— What is asked —
Check each line of the entries below for the string "this"; copy every line where it appears.

----------

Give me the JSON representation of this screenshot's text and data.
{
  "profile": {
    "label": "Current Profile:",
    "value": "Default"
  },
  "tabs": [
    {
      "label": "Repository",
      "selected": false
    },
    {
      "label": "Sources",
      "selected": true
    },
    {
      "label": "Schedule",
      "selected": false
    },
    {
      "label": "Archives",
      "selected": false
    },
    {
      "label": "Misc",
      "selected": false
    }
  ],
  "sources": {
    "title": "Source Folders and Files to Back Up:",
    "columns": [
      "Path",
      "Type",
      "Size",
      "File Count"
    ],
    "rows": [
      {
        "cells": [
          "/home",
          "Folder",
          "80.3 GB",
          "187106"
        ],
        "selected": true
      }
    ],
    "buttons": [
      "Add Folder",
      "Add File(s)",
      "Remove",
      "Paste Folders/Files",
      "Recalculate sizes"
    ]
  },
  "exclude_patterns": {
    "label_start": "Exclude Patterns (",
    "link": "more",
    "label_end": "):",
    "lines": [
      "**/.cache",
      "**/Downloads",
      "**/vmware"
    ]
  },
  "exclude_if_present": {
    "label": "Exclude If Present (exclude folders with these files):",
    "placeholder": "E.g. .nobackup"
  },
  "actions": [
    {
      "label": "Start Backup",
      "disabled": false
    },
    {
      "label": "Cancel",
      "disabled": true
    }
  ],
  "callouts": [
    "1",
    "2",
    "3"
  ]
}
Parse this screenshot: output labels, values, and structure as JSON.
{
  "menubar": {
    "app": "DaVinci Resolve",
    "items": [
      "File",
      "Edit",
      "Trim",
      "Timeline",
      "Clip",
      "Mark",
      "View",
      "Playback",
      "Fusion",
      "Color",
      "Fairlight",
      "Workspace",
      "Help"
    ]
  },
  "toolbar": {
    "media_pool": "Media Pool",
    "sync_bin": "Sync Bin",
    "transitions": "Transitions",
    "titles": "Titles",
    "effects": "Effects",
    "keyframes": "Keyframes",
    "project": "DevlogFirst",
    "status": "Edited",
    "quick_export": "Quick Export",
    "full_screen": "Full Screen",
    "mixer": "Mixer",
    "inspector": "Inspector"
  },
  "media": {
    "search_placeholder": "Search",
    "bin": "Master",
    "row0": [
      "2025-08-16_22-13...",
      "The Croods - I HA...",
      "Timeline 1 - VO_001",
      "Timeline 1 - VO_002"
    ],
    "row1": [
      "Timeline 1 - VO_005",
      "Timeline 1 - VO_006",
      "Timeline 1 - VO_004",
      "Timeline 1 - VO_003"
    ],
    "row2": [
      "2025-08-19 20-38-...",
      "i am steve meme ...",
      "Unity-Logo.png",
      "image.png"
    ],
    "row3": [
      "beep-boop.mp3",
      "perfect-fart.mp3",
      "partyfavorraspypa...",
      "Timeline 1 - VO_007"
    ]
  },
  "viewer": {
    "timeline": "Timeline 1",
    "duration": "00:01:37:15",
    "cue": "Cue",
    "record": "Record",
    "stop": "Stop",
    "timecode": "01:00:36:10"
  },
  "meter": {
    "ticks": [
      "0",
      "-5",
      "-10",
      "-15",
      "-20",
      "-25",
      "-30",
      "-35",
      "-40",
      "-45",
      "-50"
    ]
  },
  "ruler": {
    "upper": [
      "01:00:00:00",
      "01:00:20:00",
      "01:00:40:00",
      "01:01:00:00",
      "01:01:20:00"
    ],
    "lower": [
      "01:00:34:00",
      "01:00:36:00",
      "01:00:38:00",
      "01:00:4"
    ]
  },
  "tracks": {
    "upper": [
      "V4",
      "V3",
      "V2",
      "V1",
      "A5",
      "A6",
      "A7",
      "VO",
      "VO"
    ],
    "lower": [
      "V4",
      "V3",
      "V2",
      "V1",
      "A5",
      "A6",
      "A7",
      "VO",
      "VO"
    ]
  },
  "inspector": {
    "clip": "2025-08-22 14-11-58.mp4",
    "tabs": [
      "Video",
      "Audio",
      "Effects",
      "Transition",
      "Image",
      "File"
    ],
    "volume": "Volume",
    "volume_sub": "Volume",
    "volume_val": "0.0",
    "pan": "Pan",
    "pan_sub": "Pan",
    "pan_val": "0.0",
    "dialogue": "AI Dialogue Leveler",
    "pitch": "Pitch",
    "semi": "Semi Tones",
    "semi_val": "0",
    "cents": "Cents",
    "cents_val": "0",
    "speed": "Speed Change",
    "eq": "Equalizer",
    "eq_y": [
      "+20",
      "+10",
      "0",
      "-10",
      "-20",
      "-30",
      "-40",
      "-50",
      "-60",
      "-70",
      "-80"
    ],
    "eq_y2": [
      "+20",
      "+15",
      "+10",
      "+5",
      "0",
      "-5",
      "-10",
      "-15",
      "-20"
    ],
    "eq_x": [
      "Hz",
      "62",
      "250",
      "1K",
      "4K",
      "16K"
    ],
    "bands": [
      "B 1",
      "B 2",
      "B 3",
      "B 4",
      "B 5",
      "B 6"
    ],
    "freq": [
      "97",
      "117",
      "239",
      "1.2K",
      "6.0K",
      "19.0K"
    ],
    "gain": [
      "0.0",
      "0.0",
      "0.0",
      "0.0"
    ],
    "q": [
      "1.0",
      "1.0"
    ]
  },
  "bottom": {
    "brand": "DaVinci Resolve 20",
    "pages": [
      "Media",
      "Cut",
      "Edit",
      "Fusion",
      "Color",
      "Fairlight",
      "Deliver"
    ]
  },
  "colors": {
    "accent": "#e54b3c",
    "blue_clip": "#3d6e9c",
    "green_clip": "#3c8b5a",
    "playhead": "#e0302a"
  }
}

----------

— Task answer —
Give me the JSON representation of this screenshot's text and data.
Parse this screenshot: output labels, values, and structure as JSON.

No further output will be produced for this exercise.